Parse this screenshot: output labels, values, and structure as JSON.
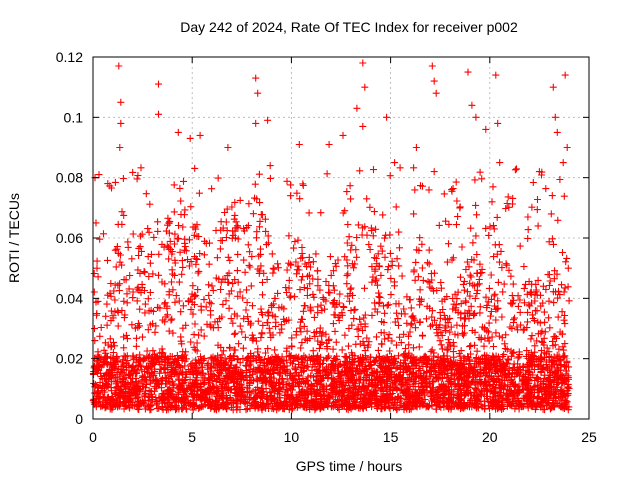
{
  "chart_data": {
    "type": "scatter",
    "title": "Day 242 of 2024, Rate Of TEC Index for receiver p002",
    "xlabel": "GPS time / hours",
    "ylabel": "ROTI / TECUs",
    "xlim": [
      0,
      25
    ],
    "ylim": [
      0,
      0.12
    ],
    "xticks": [
      "0",
      "5",
      "10",
      "15",
      "20",
      "25"
    ],
    "yticks": [
      "0",
      "0.02",
      "0.04",
      "0.06",
      "0.08",
      "0.1",
      "0.12"
    ],
    "grid": true,
    "marker": "plus",
    "color": "#ff0000",
    "series": [
      {
        "name": "",
        "points": [
          [
            0.1,
            0.08
          ],
          [
            0.15,
            0.065
          ],
          [
            0.2,
            0.05
          ],
          [
            0.3,
            0.081
          ],
          [
            0.25,
            0.039
          ],
          [
            1.3,
            0.117
          ],
          [
            1.4,
            0.105
          ],
          [
            1.4,
            0.098
          ],
          [
            1.35,
            0.09
          ],
          [
            3.3,
            0.111
          ],
          [
            3.3,
            0.101
          ],
          [
            4.3,
            0.095
          ],
          [
            4.9,
            0.093
          ],
          [
            5.4,
            0.094
          ],
          [
            6.8,
            0.09
          ],
          [
            8.2,
            0.113
          ],
          [
            8.3,
            0.108
          ],
          [
            8.2,
            0.098
          ],
          [
            8.8,
            0.099
          ],
          [
            10.4,
            0.091
          ],
          [
            11.9,
            0.091
          ],
          [
            12.6,
            0.094
          ],
          [
            13.3,
            0.103
          ],
          [
            13.6,
            0.118
          ],
          [
            13.7,
            0.11
          ],
          [
            13.6,
            0.097
          ],
          [
            14.8,
            0.1
          ],
          [
            15.2,
            0.085
          ],
          [
            16.3,
            0.09
          ],
          [
            17.1,
            0.117
          ],
          [
            17.2,
            0.112
          ],
          [
            17.3,
            0.108
          ],
          [
            17.2,
            0.082
          ],
          [
            18.9,
            0.115
          ],
          [
            19.1,
            0.104
          ],
          [
            19.3,
            0.1
          ],
          [
            19.8,
            0.096
          ],
          [
            20.3,
            0.114
          ],
          [
            20.4,
            0.098
          ],
          [
            20.5,
            0.085
          ],
          [
            22.5,
            0.082
          ],
          [
            23.2,
            0.11
          ],
          [
            23.3,
            0.1
          ],
          [
            23.4,
            0.095
          ],
          [
            23.8,
            0.114
          ],
          [
            23.9,
            0.09
          ],
          [
            23.7,
            0.085
          ],
          [
            23.1,
            0.068
          ]
        ],
        "envelope": [
          [
            0.0,
            0.04
          ],
          [
            0.5,
            0.03
          ],
          [
            1.0,
            0.045
          ],
          [
            1.5,
            0.075
          ],
          [
            2.0,
            0.05
          ],
          [
            2.5,
            0.06
          ],
          [
            3.0,
            0.07
          ],
          [
            3.5,
            0.06
          ],
          [
            4.0,
            0.065
          ],
          [
            4.5,
            0.07
          ],
          [
            5.0,
            0.06
          ],
          [
            5.5,
            0.065
          ],
          [
            6.0,
            0.055
          ],
          [
            6.5,
            0.065
          ],
          [
            7.0,
            0.07
          ],
          [
            7.5,
            0.06
          ],
          [
            8.0,
            0.075
          ],
          [
            8.5,
            0.07
          ],
          [
            9.0,
            0.055
          ],
          [
            9.5,
            0.05
          ],
          [
            10.0,
            0.06
          ],
          [
            10.5,
            0.055
          ],
          [
            11.0,
            0.05
          ],
          [
            11.5,
            0.045
          ],
          [
            12.0,
            0.04
          ],
          [
            12.5,
            0.045
          ],
          [
            13.0,
            0.06
          ],
          [
            13.5,
            0.065
          ],
          [
            14.0,
            0.06
          ],
          [
            14.5,
            0.055
          ],
          [
            15.0,
            0.06
          ],
          [
            15.5,
            0.045
          ],
          [
            16.0,
            0.04
          ],
          [
            16.5,
            0.06
          ],
          [
            17.0,
            0.055
          ],
          [
            17.5,
            0.04
          ],
          [
            18.0,
            0.035
          ],
          [
            18.5,
            0.04
          ],
          [
            19.0,
            0.05
          ],
          [
            19.5,
            0.055
          ],
          [
            20.0,
            0.06
          ],
          [
            20.5,
            0.065
          ],
          [
            21.0,
            0.045
          ],
          [
            21.5,
            0.04
          ],
          [
            22.0,
            0.045
          ],
          [
            22.5,
            0.04
          ],
          [
            23.0,
            0.055
          ],
          [
            23.5,
            0.06
          ],
          [
            24.0,
            0.05
          ]
        ]
      }
    ]
  }
}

- - - -

### [What you are asked to do]
Write out the full listing verbatim, excluding its pictures.

### [Exercise solution]
Parse this screenshot: output labels, values, and structure as JSON.
{
  "chart_data": {
    "type": "scatter",
    "title": "Day 242 of 2024, Rate Of TEC Index for receiver p002",
    "xlabel": "GPS time / hours",
    "ylabel": "ROTI / TECUs",
    "xlim": [
      0,
      25
    ],
    "ylim": [
      0,
      0.12
    ],
    "xticks": [
      "0",
      "5",
      "10",
      "15",
      "20",
      "25"
    ],
    "yticks": [
      "0",
      "0.02",
      "0.04",
      "0.06",
      "0.08",
      "0.1",
      "0.12"
    ],
    "grid": true,
    "marker": "plus",
    "color": "#ff0000",
    "series": [
      {
        "name": "",
        "points": [
          [
            0.1,
            0.08
          ],
          [
            0.15,
            0.065
          ],
          [
            0.2,
            0.05
          ],
          [
            0.3,
            0.081
          ],
          [
            0.25,
            0.039
          ],
          [
            1.3,
            0.117
          ],
          [
            1.4,
            0.105
          ],
          [
            1.4,
            0.098
          ],
          [
            1.35,
            0.09
          ],
          [
            3.3,
            0.111
          ],
          [
            3.3,
            0.101
          ],
          [
            4.3,
            0.095
          ],
          [
            4.9,
            0.093
          ],
          [
            5.4,
            0.094
          ],
          [
            6.8,
            0.09
          ],
          [
            8.2,
            0.113
          ],
          [
            8.3,
            0.108
          ],
          [
            8.2,
            0.098
          ],
          [
            8.8,
            0.099
          ],
          [
            10.4,
            0.091
          ],
          [
            11.9,
            0.091
          ],
          [
            12.6,
            0.094
          ],
          [
            13.3,
            0.103
          ],
          [
            13.6,
            0.118
          ],
          [
            13.7,
            0.11
          ],
          [
            13.6,
            0.097
          ],
          [
            14.8,
            0.1
          ],
          [
            15.2,
            0.085
          ],
          [
            16.3,
            0.09
          ],
          [
            17.1,
            0.117
          ],
          [
            17.2,
            0.112
          ],
          [
            17.3,
            0.108
          ],
          [
            17.2,
            0.082
          ],
          [
            18.9,
            0.115
          ],
          [
            19.1,
            0.104
          ],
          [
            19.3,
            0.1
          ],
          [
            19.8,
            0.096
          ],
          [
            20.3,
            0.114
          ],
          [
            20.4,
            0.098
          ],
          [
            20.5,
            0.085
          ],
          [
            22.5,
            0.082
          ],
          [
            23.2,
            0.11
          ],
          [
            23.3,
            0.1
          ],
          [
            23.4,
            0.095
          ],
          [
            23.8,
            0.114
          ],
          [
            23.9,
            0.09
          ],
          [
            23.7,
            0.085
          ],
          [
            23.1,
            0.068
          ]
        ],
        "envelope": [
          [
            0.0,
            0.04
          ],
          [
            0.5,
            0.03
          ],
          [
            1.0,
            0.045
          ],
          [
            1.5,
            0.075
          ],
          [
            2.0,
            0.05
          ],
          [
            2.5,
            0.06
          ],
          [
            3.0,
            0.07
          ],
          [
            3.5,
            0.06
          ],
          [
            4.0,
            0.065
          ],
          [
            4.5,
            0.07
          ],
          [
            5.0,
            0.06
          ],
          [
            5.5,
            0.065
          ],
          [
            6.0,
            0.055
          ],
          [
            6.5,
            0.065
          ],
          [
            7.0,
            0.07
          ],
          [
            7.5,
            0.06
          ],
          [
            8.0,
            0.075
          ],
          [
            8.5,
            0.07
          ],
          [
            9.0,
            0.055
          ],
          [
            9.5,
            0.05
          ],
          [
            10.0,
            0.06
          ],
          [
            10.5,
            0.055
          ],
          [
            11.0,
            0.05
          ],
          [
            11.5,
            0.045
          ],
          [
            12.0,
            0.04
          ],
          [
            12.5,
            0.045
          ],
          [
            13.0,
            0.06
          ],
          [
            13.5,
            0.065
          ],
          [
            14.0,
            0.06
          ],
          [
            14.5,
            0.055
          ],
          [
            15.0,
            0.06
          ],
          [
            15.5,
            0.045
          ],
          [
            16.0,
            0.04
          ],
          [
            16.5,
            0.06
          ],
          [
            17.0,
            0.055
          ],
          [
            17.5,
            0.04
          ],
          [
            18.0,
            0.035
          ],
          [
            18.5,
            0.04
          ],
          [
            19.0,
            0.05
          ],
          [
            19.5,
            0.055
          ],
          [
            20.0,
            0.06
          ],
          [
            20.5,
            0.065
          ],
          [
            21.0,
            0.045
          ],
          [
            21.5,
            0.04
          ],
          [
            22.0,
            0.045
          ],
          [
            22.5,
            0.04
          ],
          [
            23.0,
            0.055
          ],
          [
            23.5,
            0.06
          ],
          [
            24.0,
            0.05
          ]
        ]
      }
    ]
  }
}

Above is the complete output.